## Exercise aim:
Using the listing below, please gather every line containing the word "What".

## Extracted information:
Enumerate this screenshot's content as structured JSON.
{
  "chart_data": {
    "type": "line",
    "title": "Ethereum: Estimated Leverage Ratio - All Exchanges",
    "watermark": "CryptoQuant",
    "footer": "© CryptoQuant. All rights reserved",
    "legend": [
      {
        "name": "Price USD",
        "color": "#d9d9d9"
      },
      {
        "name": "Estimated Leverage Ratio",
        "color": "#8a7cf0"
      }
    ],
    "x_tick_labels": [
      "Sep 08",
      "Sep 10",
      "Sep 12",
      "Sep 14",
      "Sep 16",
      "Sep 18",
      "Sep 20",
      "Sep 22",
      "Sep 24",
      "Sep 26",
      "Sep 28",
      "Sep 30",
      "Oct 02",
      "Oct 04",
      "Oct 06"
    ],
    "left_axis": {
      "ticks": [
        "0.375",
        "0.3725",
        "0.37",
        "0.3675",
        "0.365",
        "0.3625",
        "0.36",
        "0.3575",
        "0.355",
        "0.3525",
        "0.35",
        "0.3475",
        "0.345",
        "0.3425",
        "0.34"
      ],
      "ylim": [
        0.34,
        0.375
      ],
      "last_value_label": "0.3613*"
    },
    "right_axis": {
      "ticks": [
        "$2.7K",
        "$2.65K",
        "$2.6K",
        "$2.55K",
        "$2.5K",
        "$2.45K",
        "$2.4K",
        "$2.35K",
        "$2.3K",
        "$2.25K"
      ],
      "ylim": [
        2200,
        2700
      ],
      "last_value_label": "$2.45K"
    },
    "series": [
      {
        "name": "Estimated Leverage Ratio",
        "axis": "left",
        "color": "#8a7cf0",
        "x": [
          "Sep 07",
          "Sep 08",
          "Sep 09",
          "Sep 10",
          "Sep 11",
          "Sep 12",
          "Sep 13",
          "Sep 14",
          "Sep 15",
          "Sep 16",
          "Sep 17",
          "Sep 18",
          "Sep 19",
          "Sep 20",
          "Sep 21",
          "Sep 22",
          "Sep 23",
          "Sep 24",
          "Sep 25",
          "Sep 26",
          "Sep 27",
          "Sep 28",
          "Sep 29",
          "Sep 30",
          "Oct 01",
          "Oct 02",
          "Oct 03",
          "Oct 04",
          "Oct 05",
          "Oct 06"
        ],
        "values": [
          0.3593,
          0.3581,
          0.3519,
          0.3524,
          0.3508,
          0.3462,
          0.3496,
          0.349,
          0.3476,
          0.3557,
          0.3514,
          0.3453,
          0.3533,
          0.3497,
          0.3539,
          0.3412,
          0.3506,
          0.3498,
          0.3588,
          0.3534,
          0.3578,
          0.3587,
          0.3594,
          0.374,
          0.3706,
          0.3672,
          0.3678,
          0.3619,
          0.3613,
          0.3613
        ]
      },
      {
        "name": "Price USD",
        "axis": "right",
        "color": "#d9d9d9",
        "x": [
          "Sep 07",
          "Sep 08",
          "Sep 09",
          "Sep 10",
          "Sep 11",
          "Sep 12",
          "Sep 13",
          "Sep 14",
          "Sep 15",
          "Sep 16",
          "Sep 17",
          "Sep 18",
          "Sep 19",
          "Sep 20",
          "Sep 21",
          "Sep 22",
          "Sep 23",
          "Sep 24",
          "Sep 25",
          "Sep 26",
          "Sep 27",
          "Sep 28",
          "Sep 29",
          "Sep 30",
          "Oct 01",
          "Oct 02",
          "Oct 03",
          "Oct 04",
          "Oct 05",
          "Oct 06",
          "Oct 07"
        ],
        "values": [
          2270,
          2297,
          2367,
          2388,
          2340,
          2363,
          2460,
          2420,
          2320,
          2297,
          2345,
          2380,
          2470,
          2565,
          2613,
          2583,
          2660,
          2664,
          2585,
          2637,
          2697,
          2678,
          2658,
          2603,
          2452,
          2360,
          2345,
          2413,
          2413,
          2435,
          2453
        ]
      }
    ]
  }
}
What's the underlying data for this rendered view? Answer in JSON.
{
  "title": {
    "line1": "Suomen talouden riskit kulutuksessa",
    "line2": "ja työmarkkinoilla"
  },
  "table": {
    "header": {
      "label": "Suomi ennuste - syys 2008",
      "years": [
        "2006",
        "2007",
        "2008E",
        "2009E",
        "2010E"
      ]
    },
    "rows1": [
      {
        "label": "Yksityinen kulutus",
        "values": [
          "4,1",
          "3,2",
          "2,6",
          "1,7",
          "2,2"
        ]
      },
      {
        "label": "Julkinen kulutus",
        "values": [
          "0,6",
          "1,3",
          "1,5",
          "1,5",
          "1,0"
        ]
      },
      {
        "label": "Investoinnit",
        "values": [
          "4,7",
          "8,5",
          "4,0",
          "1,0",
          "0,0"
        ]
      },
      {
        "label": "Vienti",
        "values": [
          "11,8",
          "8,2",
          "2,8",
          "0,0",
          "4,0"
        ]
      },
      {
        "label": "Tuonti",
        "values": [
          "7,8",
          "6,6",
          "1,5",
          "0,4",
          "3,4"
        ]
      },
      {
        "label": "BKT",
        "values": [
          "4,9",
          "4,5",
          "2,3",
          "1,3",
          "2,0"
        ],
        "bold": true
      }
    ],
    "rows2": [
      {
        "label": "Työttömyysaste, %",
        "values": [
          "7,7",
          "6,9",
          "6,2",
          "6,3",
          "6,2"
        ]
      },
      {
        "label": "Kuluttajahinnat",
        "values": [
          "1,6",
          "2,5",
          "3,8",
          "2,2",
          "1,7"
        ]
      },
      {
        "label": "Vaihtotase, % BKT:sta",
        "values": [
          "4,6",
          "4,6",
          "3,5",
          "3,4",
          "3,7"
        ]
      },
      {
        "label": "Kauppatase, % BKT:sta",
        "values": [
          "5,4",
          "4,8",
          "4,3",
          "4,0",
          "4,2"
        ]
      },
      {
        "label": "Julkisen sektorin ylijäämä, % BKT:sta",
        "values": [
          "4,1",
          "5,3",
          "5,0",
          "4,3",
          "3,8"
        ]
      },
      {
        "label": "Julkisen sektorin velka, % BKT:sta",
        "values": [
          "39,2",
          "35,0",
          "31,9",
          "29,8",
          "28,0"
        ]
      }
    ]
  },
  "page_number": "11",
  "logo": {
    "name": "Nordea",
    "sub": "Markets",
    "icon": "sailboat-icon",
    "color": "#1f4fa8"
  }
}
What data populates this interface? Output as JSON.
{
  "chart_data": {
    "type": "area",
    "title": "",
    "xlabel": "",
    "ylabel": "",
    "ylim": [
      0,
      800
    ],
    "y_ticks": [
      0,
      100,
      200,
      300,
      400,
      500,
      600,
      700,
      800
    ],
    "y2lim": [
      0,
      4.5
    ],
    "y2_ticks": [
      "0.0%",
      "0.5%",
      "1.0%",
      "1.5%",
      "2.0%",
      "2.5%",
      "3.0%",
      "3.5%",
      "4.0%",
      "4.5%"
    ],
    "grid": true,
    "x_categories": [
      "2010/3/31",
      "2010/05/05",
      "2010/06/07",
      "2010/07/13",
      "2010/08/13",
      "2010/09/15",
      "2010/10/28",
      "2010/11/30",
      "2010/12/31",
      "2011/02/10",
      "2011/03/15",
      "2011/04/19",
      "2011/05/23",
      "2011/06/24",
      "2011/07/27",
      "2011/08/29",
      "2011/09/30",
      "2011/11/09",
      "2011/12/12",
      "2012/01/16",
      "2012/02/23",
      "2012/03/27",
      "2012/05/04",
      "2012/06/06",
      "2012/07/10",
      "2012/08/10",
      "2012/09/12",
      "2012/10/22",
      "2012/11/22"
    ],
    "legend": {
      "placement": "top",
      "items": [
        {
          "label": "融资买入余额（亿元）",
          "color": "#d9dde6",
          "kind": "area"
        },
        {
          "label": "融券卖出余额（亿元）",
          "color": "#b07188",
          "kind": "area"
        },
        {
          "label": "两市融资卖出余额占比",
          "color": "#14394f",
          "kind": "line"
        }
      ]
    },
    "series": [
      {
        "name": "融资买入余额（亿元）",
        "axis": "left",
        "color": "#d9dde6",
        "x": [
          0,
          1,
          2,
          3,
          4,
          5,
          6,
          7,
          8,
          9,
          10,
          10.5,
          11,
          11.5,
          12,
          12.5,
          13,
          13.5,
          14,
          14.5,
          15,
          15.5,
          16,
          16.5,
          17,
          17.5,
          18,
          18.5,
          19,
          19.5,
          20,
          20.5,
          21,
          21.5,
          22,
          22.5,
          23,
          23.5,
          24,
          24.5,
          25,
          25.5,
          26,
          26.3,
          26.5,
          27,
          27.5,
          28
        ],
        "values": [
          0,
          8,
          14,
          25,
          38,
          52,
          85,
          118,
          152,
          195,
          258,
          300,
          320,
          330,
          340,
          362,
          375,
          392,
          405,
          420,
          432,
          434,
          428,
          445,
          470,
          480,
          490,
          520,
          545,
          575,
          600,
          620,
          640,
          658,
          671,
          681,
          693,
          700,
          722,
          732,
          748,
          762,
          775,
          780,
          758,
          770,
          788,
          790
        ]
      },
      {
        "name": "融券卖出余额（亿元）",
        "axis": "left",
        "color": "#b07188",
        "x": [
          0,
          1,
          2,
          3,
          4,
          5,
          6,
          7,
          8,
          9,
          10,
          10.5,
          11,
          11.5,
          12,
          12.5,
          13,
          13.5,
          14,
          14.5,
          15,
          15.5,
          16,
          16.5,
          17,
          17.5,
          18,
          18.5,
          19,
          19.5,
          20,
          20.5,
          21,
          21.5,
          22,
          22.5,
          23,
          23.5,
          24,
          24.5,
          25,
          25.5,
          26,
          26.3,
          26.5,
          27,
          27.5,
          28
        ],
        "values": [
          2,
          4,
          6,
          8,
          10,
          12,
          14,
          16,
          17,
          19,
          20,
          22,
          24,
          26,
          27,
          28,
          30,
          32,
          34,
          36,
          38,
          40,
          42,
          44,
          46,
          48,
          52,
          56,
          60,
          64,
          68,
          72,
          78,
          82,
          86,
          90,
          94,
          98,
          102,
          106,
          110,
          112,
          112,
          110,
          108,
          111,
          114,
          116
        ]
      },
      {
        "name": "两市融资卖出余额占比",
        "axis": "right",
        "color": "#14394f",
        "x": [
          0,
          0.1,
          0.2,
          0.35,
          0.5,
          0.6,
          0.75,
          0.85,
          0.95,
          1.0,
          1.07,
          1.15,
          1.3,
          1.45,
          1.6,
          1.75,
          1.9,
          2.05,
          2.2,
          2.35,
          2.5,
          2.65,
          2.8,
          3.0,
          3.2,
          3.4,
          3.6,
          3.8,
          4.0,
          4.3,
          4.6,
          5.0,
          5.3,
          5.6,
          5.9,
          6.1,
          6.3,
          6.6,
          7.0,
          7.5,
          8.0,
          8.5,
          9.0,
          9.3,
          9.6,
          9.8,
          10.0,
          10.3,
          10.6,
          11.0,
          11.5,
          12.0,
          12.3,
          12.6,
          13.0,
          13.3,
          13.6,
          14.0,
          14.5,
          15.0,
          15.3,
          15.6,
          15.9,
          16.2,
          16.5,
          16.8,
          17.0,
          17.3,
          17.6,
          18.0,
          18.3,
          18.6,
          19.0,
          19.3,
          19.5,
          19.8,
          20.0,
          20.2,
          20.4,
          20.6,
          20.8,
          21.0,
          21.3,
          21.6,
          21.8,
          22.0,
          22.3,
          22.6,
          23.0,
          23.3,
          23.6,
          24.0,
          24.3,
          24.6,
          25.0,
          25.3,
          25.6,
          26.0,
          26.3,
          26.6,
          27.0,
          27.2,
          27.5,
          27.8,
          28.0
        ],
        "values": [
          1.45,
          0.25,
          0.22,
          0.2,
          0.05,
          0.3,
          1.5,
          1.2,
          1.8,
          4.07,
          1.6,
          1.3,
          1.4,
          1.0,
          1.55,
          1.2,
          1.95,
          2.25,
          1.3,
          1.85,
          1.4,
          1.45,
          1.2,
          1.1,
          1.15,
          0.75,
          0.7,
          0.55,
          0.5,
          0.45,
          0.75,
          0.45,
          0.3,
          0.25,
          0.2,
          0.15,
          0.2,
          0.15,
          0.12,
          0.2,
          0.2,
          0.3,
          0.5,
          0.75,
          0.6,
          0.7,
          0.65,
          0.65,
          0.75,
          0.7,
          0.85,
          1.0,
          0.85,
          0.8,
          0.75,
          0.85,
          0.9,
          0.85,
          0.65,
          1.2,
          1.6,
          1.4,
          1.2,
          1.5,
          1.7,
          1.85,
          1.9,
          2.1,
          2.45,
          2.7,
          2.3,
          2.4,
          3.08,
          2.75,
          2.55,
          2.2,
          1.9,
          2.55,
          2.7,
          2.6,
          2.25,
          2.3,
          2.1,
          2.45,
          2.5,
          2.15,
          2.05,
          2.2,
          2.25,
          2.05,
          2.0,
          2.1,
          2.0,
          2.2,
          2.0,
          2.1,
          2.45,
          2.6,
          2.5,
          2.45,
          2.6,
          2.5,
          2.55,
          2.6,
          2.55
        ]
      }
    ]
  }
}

## Solution for this task:
What's the underlying data for this rendered view? Answer in JSON.
What data populates this interface? Output as JSON.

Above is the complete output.